=== Task objective ===
Reproduce each line of the following data without any changes.

>> START Listing

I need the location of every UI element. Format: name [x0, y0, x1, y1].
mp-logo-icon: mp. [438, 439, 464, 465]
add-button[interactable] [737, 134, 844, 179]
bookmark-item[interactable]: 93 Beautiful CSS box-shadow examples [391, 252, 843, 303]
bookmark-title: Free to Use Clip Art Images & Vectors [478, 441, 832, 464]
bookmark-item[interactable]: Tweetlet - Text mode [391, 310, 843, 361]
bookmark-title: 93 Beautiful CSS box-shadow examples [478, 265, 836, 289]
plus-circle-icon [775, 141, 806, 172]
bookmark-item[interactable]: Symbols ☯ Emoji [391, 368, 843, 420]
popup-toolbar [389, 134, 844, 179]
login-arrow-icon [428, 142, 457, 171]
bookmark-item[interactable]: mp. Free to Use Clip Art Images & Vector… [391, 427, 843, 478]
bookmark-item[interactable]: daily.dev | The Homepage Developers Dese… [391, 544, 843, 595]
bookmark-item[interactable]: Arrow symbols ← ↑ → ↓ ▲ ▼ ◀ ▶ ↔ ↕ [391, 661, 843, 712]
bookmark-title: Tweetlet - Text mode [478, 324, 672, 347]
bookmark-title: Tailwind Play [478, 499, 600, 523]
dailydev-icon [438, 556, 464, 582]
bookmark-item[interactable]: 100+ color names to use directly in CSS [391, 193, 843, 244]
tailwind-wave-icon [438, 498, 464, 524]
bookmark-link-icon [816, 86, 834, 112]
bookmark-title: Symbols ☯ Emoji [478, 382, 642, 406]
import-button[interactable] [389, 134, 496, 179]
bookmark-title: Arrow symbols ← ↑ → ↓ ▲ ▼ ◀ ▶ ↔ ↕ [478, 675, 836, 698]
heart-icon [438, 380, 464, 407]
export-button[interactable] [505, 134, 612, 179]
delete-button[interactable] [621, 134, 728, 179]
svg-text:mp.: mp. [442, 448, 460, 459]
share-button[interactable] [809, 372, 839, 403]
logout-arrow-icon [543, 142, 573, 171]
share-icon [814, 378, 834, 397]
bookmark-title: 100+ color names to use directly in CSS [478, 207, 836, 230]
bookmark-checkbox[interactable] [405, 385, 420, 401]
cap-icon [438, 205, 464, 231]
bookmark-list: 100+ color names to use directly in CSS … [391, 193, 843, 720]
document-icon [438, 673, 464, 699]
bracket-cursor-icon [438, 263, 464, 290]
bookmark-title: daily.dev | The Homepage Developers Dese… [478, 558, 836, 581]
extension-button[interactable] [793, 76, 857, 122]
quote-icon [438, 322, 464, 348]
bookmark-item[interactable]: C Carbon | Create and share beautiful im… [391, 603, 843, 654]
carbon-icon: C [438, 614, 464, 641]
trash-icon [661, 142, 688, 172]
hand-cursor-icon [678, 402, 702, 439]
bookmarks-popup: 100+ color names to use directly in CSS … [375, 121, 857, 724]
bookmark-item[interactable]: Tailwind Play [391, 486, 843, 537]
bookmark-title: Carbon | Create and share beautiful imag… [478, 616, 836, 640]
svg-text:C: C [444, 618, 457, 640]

>> END Listing

=== Result of the task ===
I need the location of every UI element. Format: name [x0, y0, x1, y1].
mp-logo-icon: mp. [438, 439, 464, 465]
add-button[interactable] [737, 134, 844, 179]
bookmark-item[interactable]: 93 Beautiful CSS box-shadow examples [391, 252, 843, 303]
bookmark-title: Free to Use Clip Art Images & Vectors [478, 441, 832, 464]
bookmark-item[interactable]: Tweetlet - Text mode [391, 310, 843, 361]
bookmark-title: 93 Beautiful CSS box-shadow examples [478, 265, 836, 289]
plus-circle-icon [775, 141, 806, 172]
bookmark-item[interactable]: Symbols ☯ Emoji [391, 368, 843, 420]
popup-toolbar [389, 134, 844, 179]
login-arrow-icon [428, 142, 457, 171]
bookmark-item[interactable]: mp. Free to Use Clip Art Images & Vector… [391, 427, 843, 478]
bookmark-item[interactable]: daily.dev | The Homepage Developers Dese… [391, 544, 843, 595]
bookmark-item[interactable]: Arrow symbols ← ↑ → ↓ ▲ ▼ ◀ ▶ ↔ ↕ [391, 661, 843, 712]
bookmark-title: Tweetlet - Text mode [478, 324, 672, 347]
bookmark-title: Tailwind Play [478, 499, 600, 523]
dailydev-icon [438, 556, 464, 582]
bookmark-item[interactable]: 100+ color names to use directly in CSS [391, 193, 843, 244]
tailwind-wave-icon [438, 498, 464, 524]
bookmark-link-icon [816, 86, 834, 112]
bookmark-title: Symbols ☯ Emoji [478, 382, 642, 406]
import-button[interactable] [389, 134, 496, 179]
bookmark-title: Arrow symbols ← ↑ → ↓ ▲ ▼ ◀ ▶ ↔ ↕ [478, 675, 836, 698]
heart-icon [438, 380, 464, 407]
export-button[interactable] [505, 134, 612, 179]
delete-button[interactable] [621, 134, 728, 179]
svg-text:mp.: mp. [442, 448, 460, 459]
share-button[interactable] [809, 372, 839, 403]
logout-arrow-icon [543, 142, 573, 171]
share-icon [814, 378, 834, 397]
bookmark-title: 100+ color names to use directly in CSS [478, 207, 836, 230]
bookmark-checkbox[interactable] [405, 385, 420, 401]
cap-icon [438, 205, 464, 231]
bookmark-list: 100+ color names to use directly in CSS … [391, 193, 843, 720]
document-icon [438, 673, 464, 699]
bracket-cursor-icon [438, 263, 464, 290]
bookmark-title: daily.dev | The Homepage Developers Dese… [478, 558, 836, 581]
extension-button[interactable] [793, 76, 857, 122]
quote-icon [438, 322, 464, 348]
bookmark-item[interactable]: C Carbon | Create and share beautiful im… [391, 603, 843, 654]
carbon-icon: C [438, 614, 464, 641]
trash-icon [661, 142, 688, 172]
hand-cursor-icon [678, 402, 702, 439]
bookmarks-popup: 100+ color names to use directly in CSS … [375, 121, 857, 724]
bookmark-item[interactable]: Tailwind Play [391, 486, 843, 537]
bookmark-title: Carbon | Create and share beautiful imag… [478, 616, 836, 640]
svg-text:C: C [444, 618, 457, 640]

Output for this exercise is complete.